- INFORMATION GIVEN
..............................

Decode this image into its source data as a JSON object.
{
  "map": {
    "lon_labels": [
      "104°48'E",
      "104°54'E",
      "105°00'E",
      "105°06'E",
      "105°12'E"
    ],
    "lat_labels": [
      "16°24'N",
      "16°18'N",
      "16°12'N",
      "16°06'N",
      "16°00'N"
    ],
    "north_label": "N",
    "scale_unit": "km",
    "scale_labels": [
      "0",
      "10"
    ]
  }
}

..............................

- CHALLENGE
Transcribe the data. Leave every line exactly as it is.

- CORRECT ANSWER
Decode this image into its source data as a JSON object.
{
  "map": {
    "lon_labels": [
      "104°48'E",
      "104°54'E",
      "105°00'E",
      "105°06'E",
      "105°12'E"
    ],
    "lat_labels": [
      "16°24'N",
      "16°18'N",
      "16°12'N",
      "16°06'N",
      "16°00'N"
    ],
    "north_label": "N",
    "scale_unit": "km",
    "scale_labels": [
      "0",
      "10"
    ]
  }
}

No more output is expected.